Teks yang Disediakan:
==*==
Jonggol merupakan kawasan perdesaan di kota Bogor yang mempunyai cerita khas tentang image sebuah desa di telinga orang yang pertama mendengar kata Jonggol. Sudut desa di Jonggol yang kami temui justru berkata lain.
Melalui pendekatan partisipatif, warga jonggol yang kami datangi justru sangat terbuka dan membuka pandangan kami bahwa inilah saatnya orang perkotaan harus memandang desa dengan perspektif berbeda.
Cara pandang tersebut, kami dalami selama perjalanan bina swadaya konsultan merespon penawaran kerjasama usaha budidaya lengkuas dengan salah satu tokoh muda yang sukses berbisnis tanaman rimpang di Jonggol. Ikatan antar pihak dalam suatu bisnis menjadi hal kunci menjaga kelangsungan suatu usaha.
Tantangan dalam budidaya tersebut telah memberikan pelajaran berharga dan menuntun kami pada komoditas berikutnya yaitu jamur tiram dan sub tema lainnya. Roadmap dan cita-cita besar lalu hadir untuk menjawab semua refleksi kegiatan budidaya tahap pertama. Bermula dari inovasi anak usaha guna membantu bisnis inti agar tetap relevan dengan perubahan, kemudian menjadi program yang diharapkan secara inklusif menggerakkan semua pihak untuk berkolaborasi dengan desa.
Perintis Jonggol PINTAR, Agus Suswanto di kampung Cimenyan, Desa Sukadamai Kamis (28/11/2019) mengatakan, kehadiran rombongan Bina Swadaya Konsultan dan salah satu pengurus Yayasan Bina Swadaya adalah berkat dari semangat untuk mencari bentuk keterlibatan orang kota dalam memberikan warna dalam pembangunan desa. Kegagalan dalam merintis kerjasama budidaya, diyakini menjadi jalan pembuka sampainya kami pada kerjasama baru inti plasma budidaya jamur bersama Jamur Semar Jonggol, inisiatif wirausaha sanitasi desa sebagai percontohan untuk unit usaha BUMDes, dan inisiasi kolaborasi pemberdayaan petani jamur di kampung Gunung Siem.
Dalam kesempatan yang sama, Direktur Bina Swadaya Konsultan, Frida Widuratmi, juga mendukung pengembangan kawasan budidaya jamur dengan melakukan penyertaan investasi dan pemberdayaan 3 orang plasma jamur untuk tahap awal. Selanjutnya, wujud inklusif dari unit program ini adalah dengan melibatkan “Gandeng Tangan”, rintisan fintech yang bergerak di pembiayaan usaha kecil, melalui investasi patungan untuk mmeperluas penerima manfaat plasma jamur.
==*==
Instruksi Singkat A: Tolong tulis ulang bagian teks tentang Jonggol yang dimulai pada kata-kata "Perintis Jonggol PINTAR, Agus" dan berhenti setelah "kampung Gunung Siem.".
Instruksi Singkat B: Sebutkan semua nama tempat yang muncul dalam teks tentang Jonggol.

Catatan:
==*==
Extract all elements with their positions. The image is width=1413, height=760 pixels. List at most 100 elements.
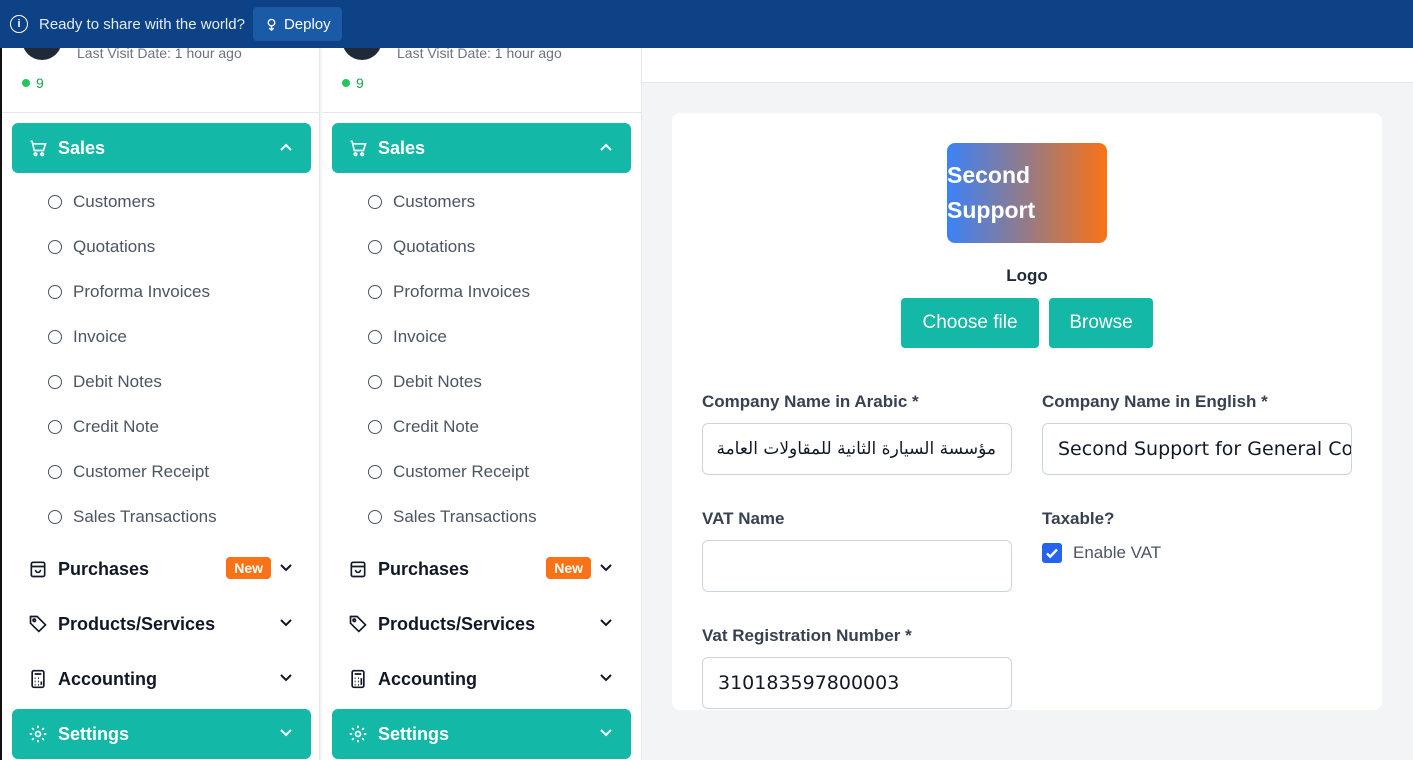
vat-reg-label: Vat Registration Number * (702, 626, 912, 645)
chevron-down-icon[interactable] (599, 671, 613, 685)
online-indicator: 9 (22, 75, 44, 91)
chevron-down-icon[interactable] (279, 726, 293, 740)
circle-icon (48, 195, 62, 209)
vat-name-label: VAT Name (702, 509, 785, 528)
nav-group-settings[interactable]: Settings (12, 709, 311, 759)
nav-group-products-services[interactable]: Products/Services (332, 599, 631, 649)
vat-name-field[interactable] (702, 540, 1012, 592)
nav-group-sales[interactable]: Sales (12, 123, 311, 173)
sidebar-item-customers[interactable]: Customers (48, 190, 155, 214)
sidebar-item-invoice[interactable]: Invoice (48, 325, 127, 349)
new-badge: New (226, 557, 271, 579)
nav-group-label: Products/Services (58, 613, 216, 634)
nav-group-purchases[interactable]: Purchases New (332, 544, 631, 594)
chevron-down-icon[interactable] (599, 726, 613, 740)
info-icon: i (10, 15, 28, 33)
sidebar-item-label: Sales Transactions (393, 507, 537, 526)
deploy-label: Deploy (283, 15, 331, 33)
nav-group-accounting[interactable]: Accounting (332, 654, 631, 704)
enable-vat-label: Enable VAT (1073, 543, 1162, 562)
calculator-icon (28, 669, 48, 689)
sidebar-item-label: Invoice (393, 327, 447, 346)
online-dot-icon (22, 79, 30, 87)
company-logo: Second Support (947, 143, 1107, 243)
check-icon (1046, 548, 1058, 559)
nav-group-label: Products/Services (378, 613, 536, 634)
sidebar-item-proforma-invoices[interactable]: Proforma Invoices (368, 280, 530, 304)
vat-reg-field[interactable]: 310183597800003 (702, 657, 1012, 709)
sidebar-item-label: Proforma Invoices (393, 282, 530, 301)
sidebar-item-label: Customers (73, 192, 156, 211)
nav-group-label: Sales (378, 137, 426, 158)
gear-icon (28, 724, 48, 744)
sidebar-item-label: Quotations (393, 237, 476, 256)
enable-vat-row[interactable]: Enable VAT (1042, 543, 1161, 563)
circle-icon (48, 240, 62, 254)
nav-group-sales[interactable]: Sales (332, 123, 631, 173)
nav-group-label: Settings (58, 723, 130, 744)
circle-icon (368, 510, 382, 524)
company-name-ar-field[interactable]: مؤسسة السيارة الثانية للمقاولات العامة (702, 423, 1012, 475)
sidebar-item-sales-transactions[interactable]: Sales Transactions (368, 505, 537, 529)
sidebar-item-quotations[interactable]: Quotations (368, 235, 475, 259)
circle-icon (48, 330, 62, 344)
sidebar-item-debit-notes[interactable]: Debit Notes (368, 370, 482, 394)
sidebar-item-debit-notes[interactable]: Debit Notes (48, 370, 162, 394)
nav-group-settings[interactable]: Settings (332, 709, 631, 759)
nav-group-label: Sales (58, 137, 106, 158)
sidebar-item-customer-receipt[interactable]: Customer Receipt (48, 460, 209, 484)
logo-text-line: Second (947, 162, 1031, 188)
sidebar-item-credit-note[interactable]: Credit Note (368, 415, 479, 439)
logo-text-line: Support (947, 197, 1036, 223)
sidebar-item-credit-note[interactable]: Credit Note (48, 415, 159, 439)
online-dot-icon (342, 79, 350, 87)
sidebar-item-label: Sales Transactions (73, 507, 217, 526)
online-indicator: 9 (342, 75, 364, 91)
sidebar-item-sales-transactions[interactable]: Sales Transactions (48, 505, 217, 529)
circle-icon (368, 285, 382, 299)
logo-label: Logo (1006, 266, 1048, 285)
cart-icon (28, 138, 48, 158)
new-badge: New (546, 557, 591, 579)
chevron-down-icon[interactable] (279, 616, 293, 630)
enable-vat-checkbox[interactable] (1042, 543, 1062, 563)
nav-group-label: Accounting (58, 668, 157, 689)
sidebar-item-quotations[interactable]: Quotations (48, 235, 155, 259)
chevron-down-icon[interactable] (279, 671, 293, 685)
nav-group-products-services[interactable]: Products/Services (12, 599, 311, 649)
chevron-up-icon[interactable] (279, 140, 293, 154)
sidebar-item-customer-receipt[interactable]: Customer Receipt (368, 460, 529, 484)
rocket-icon (267, 18, 276, 31)
browse-button[interactable]: Browse (1049, 298, 1153, 348)
choose-file-button[interactable]: Choose file (901, 298, 1039, 348)
nav-group-label: Settings (378, 723, 450, 744)
company-name-en-field[interactable]: Second Support for General Contracting (1042, 423, 1352, 475)
chevron-down-icon[interactable] (599, 616, 613, 630)
sidebar-item-label: Customer Receipt (393, 462, 530, 481)
sidebar-item-invoice[interactable]: Invoice (368, 325, 447, 349)
banner-text: Ready to share with the world? (39, 15, 245, 33)
sidebar-secondary: Last Visit Date: 1 hour ago 9 Sales Cust… (322, 0, 642, 760)
nav-group-purchases[interactable]: Purchases New (12, 544, 311, 594)
circle-icon (48, 510, 62, 524)
circle-icon (368, 330, 382, 344)
sidebar-item-label: Quotations (73, 237, 156, 256)
sidebar-item-label: Credit Note (73, 417, 159, 436)
sidebar-item-label: Proforma Invoices (73, 282, 210, 301)
sidebar-item-customers[interactable]: Customers (368, 190, 475, 214)
chevron-down-icon[interactable] (599, 561, 613, 575)
circle-icon (368, 195, 382, 209)
calculator-icon (348, 669, 368, 689)
chevron-up-icon[interactable] (599, 140, 613, 154)
circle-icon (48, 465, 62, 479)
deploy-banner: i Ready to share with the world? Deploy (0, 0, 1413, 48)
circle-icon (368, 375, 382, 389)
deploy-button[interactable]: Deploy (252, 7, 342, 41)
gear-icon (348, 724, 368, 744)
chevron-down-icon[interactable] (279, 561, 293, 575)
sidebar-item-label: Customer Receipt (73, 462, 210, 481)
sidebar-primary: Last Visit Date: 1 hour ago 9 Sales Cust… (0, 0, 320, 760)
sidebar-item-proforma-invoices[interactable]: Proforma Invoices (48, 280, 210, 304)
nav-group-accounting[interactable]: Accounting (12, 654, 311, 704)
circle-icon (48, 285, 62, 299)
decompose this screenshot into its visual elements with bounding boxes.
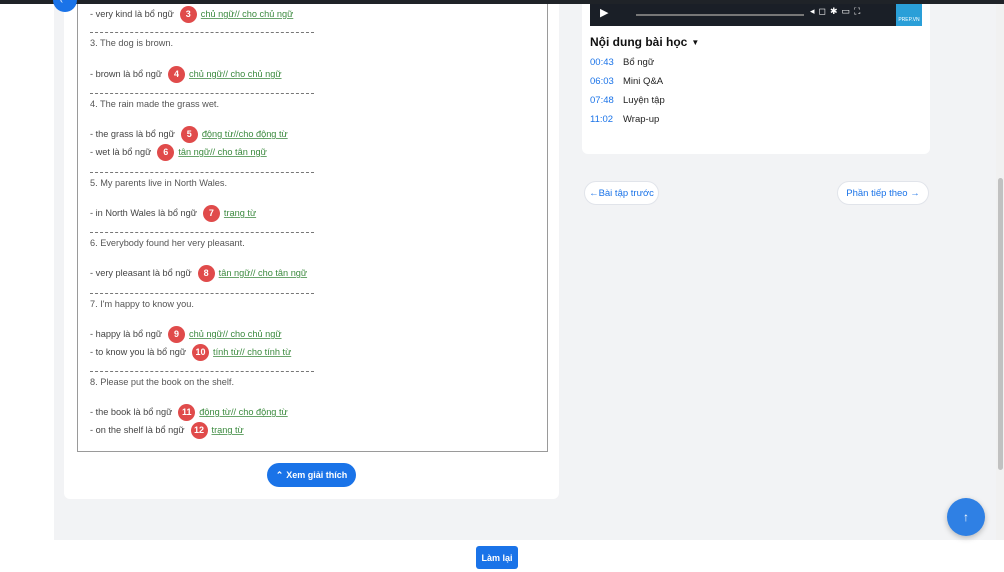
- line-text: 5. My parents live in North Wales.: [90, 178, 228, 188]
- answer-text: chủ ngữ// cho chủ ngữ: [189, 69, 282, 79]
- explanation-box: - very kind là bổ ngữ 3 chủ ngữ// cho chủ …: [77, 4, 548, 452]
- line-text: - the grass là bổ ngữ: [90, 129, 175, 139]
- answer-number-badge: 6: [157, 143, 175, 161]
- lesson-content-dropdown[interactable]: Nội dung bài học ▼: [590, 35, 699, 49]
- previous-exercise-button[interactable]: ←Bài tập trước: [584, 181, 659, 205]
- answer-text: động từ//cho động từ: [201, 129, 288, 139]
- line-text: - very kind là bổ ngữ: [90, 9, 174, 19]
- answer-line: - very kind là bổ ngữ 3 chủ ngữ// cho chủ …: [90, 5, 293, 23]
- retry-button[interactable]: Làm lại: [476, 546, 518, 569]
- answer-number-badge: 4: [168, 65, 186, 83]
- line-text: - to know you là bổ ngữ: [90, 347, 187, 357]
- question-line: 7. I'm happy to know you.: [90, 295, 194, 313]
- lesson-item[interactable]: 07:48 Luyện tập: [590, 95, 665, 106]
- video-logo: PREP.VN: [896, 4, 922, 26]
- answer-number-badge: 10: [192, 343, 210, 361]
- answer-text: tân ngữ// cho tân ngữ: [218, 268, 308, 278]
- caret-down-icon: ▼: [691, 37, 700, 47]
- line-text: - the book là bổ ngữ: [90, 407, 173, 417]
- next-part-label: Phần tiếp theo →: [846, 187, 920, 199]
- separator-line: [90, 371, 314, 372]
- video-control-icons[interactable]: ◂◻✱▭⛶: [810, 6, 864, 17]
- answer-number-badge: 7: [202, 204, 220, 222]
- right-gutter: [938, 4, 996, 540]
- answer-line: - very pleasant là bổ ngữ 8 tân ngữ// cho …: [90, 264, 307, 282]
- question-line: 3. The dog is brown.: [90, 34, 173, 52]
- arrow-up-icon: ↑: [963, 510, 969, 524]
- answer-line: - happy là bổ ngữ 9 chủ ngữ// cho chủ ngữ: [90, 325, 282, 343]
- lesson-item[interactable]: 00:43 Bổ ngữ: [590, 57, 654, 68]
- lesson-item-time[interactable]: 06:03: [590, 76, 623, 87]
- chevron-left-icon: ‹: [60, 0, 63, 5]
- line-text: - in North Wales là bổ ngữ: [90, 208, 197, 218]
- answer-number-badge: 5: [180, 125, 198, 143]
- left-gutter: [0, 4, 54, 540]
- answer-line: - on the shelf là bổ ngữ 12 trạng từ: [90, 421, 244, 439]
- line-text: - on the shelf là bổ ngữ: [90, 425, 185, 435]
- answer-text: chủ ngữ// cho chủ ngữ: [189, 329, 282, 339]
- answer-text: trạng từ: [211, 425, 244, 435]
- answer-number-badge: 9: [168, 325, 186, 343]
- line-text: - brown là bổ ngữ: [90, 69, 163, 79]
- line-text: 6. Everybody found her very pleasant.: [90, 238, 245, 248]
- line-text: - very pleasant là bổ ngữ: [90, 268, 192, 278]
- question-line: 6. Everybody found her very pleasant.: [90, 234, 245, 252]
- answer-line: - wet là bổ ngữ 6 tân ngữ// cho tân ngữ: [90, 143, 267, 161]
- answer-number-badge: 11: [178, 403, 196, 421]
- answer-number-badge: 3: [179, 5, 197, 23]
- line-text: - wet là bổ ngữ: [90, 147, 152, 157]
- lesson-item-time[interactable]: 07:48: [590, 95, 623, 106]
- answer-text: động từ// cho động từ: [199, 407, 288, 417]
- video-progress-bar[interactable]: [636, 14, 804, 16]
- chevron-up-icon: ⌃: [275, 469, 284, 480]
- answer-line: - to know you là bổ ngữ 10 tính từ// cho t…: [90, 343, 291, 361]
- line-text: 3. The dog is brown.: [90, 38, 174, 48]
- previous-exercise-label: ←Bài tập trước: [589, 187, 654, 199]
- separator-line: [90, 172, 314, 173]
- answer-line: - the book là bổ ngữ 11 động từ// cho động…: [90, 403, 288, 421]
- separator-line: [90, 293, 314, 294]
- separator-line: [90, 32, 314, 33]
- question-line: 5. My parents live in North Wales.: [90, 174, 227, 192]
- retry-label: Làm lại: [481, 552, 513, 563]
- scroll-to-top-button[interactable]: ↑: [947, 498, 985, 536]
- line-text: - happy là bổ ngữ: [90, 329, 163, 339]
- lesson-item-name: Bổ ngữ: [623, 57, 655, 68]
- question-line: 8. Please put the book on the shelf.: [90, 373, 234, 391]
- view-explanation-button[interactable]: ⌃ Xem giải thích: [267, 463, 356, 487]
- lesson-item-time[interactable]: 11:02: [590, 114, 623, 125]
- answer-line: - brown là bổ ngữ 4 chủ ngữ// cho chủ ngữ: [90, 65, 282, 83]
- view-explanation-label: Xem giải thích: [286, 470, 348, 480]
- separator-line: [90, 232, 314, 233]
- answer-line: - in North Wales là bổ ngữ 7 trạng từ: [90, 204, 256, 222]
- scrollbar-thumb[interactable]: [998, 178, 1003, 470]
- line-text: 4. The rain made the grass wet.: [90, 99, 220, 109]
- lesson-item[interactable]: 06:03 Mini Q&A: [590, 76, 663, 87]
- lesson-item-name: Luyện tập: [623, 95, 665, 106]
- line-text: 7. I'm happy to know you.: [90, 299, 194, 309]
- line-text: 8. Please put the book on the shelf.: [90, 377, 235, 387]
- answer-text: trạng từ: [223, 208, 257, 218]
- lesson-item-time[interactable]: 00:43: [590, 57, 623, 68]
- lesson-item-name: Wrap-up: [623, 114, 660, 125]
- question-line: 4. The rain made the grass wet.: [90, 95, 219, 113]
- lesson-item-name: Mini Q&A: [623, 76, 664, 87]
- lesson-item[interactable]: 11:02 Wrap-up: [590, 114, 659, 125]
- answer-line: - the grass là bổ ngữ 5 động từ//cho động …: [90, 125, 288, 143]
- answer-text: tính từ// cho tính từ: [213, 347, 292, 357]
- answer-text: tân ngữ// cho tân ngữ: [178, 147, 267, 157]
- answer-number-badge: 12: [190, 421, 208, 439]
- lesson-content-title: Nội dung bài học: [590, 35, 688, 49]
- separator-line: [90, 93, 314, 94]
- answer-text: chủ ngữ// cho chủ ngữ: [200, 9, 294, 19]
- play-icon[interactable]: ▶: [600, 6, 608, 19]
- answer-number-badge: 8: [197, 264, 215, 282]
- next-part-button[interactable]: Phần tiếp theo →: [837, 181, 929, 205]
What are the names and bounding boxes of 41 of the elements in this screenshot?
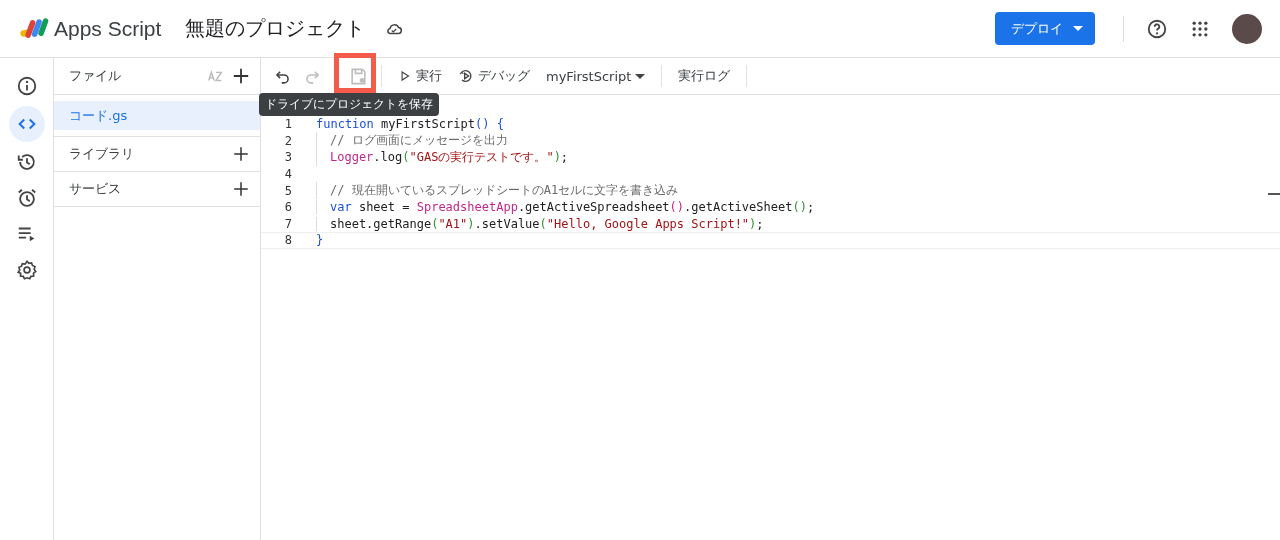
==*==
Hasil Latihan A:
Perintis Jonggol PINTAR, Agus Suswanto di kampung Cimenyan, Desa Sukadamai Kamis (28/11/2019) mengatakan, kehadiran rombongan Bina Swadaya Konsultan dan salah satu pengurus Yayasan Bina Swadaya adalah berkat dari semangat untuk mencari bentuk keterlibatan orang kota dalam memberikan warna dalam pembangunan desa. Kegagalan dalam merintis kerjasama budidaya, diyakini menjadi jalan pembuka sampainya kami pada kerjasama baru inti plasma budidaya jamur bersama Jamur Semar Jonggol, inisiatif wirausaha sanitasi desa sebagai percontohan untuk unit usaha BUMDes, dan inisiasi kolaborasi pemberdayaan petani jamur di kampung Gunung Siem.

Hasil Latihan B:
- Jonggol
- Bogor
- kampung Cimenyan
- Desa Sukadamai
- kampung Gunung Siem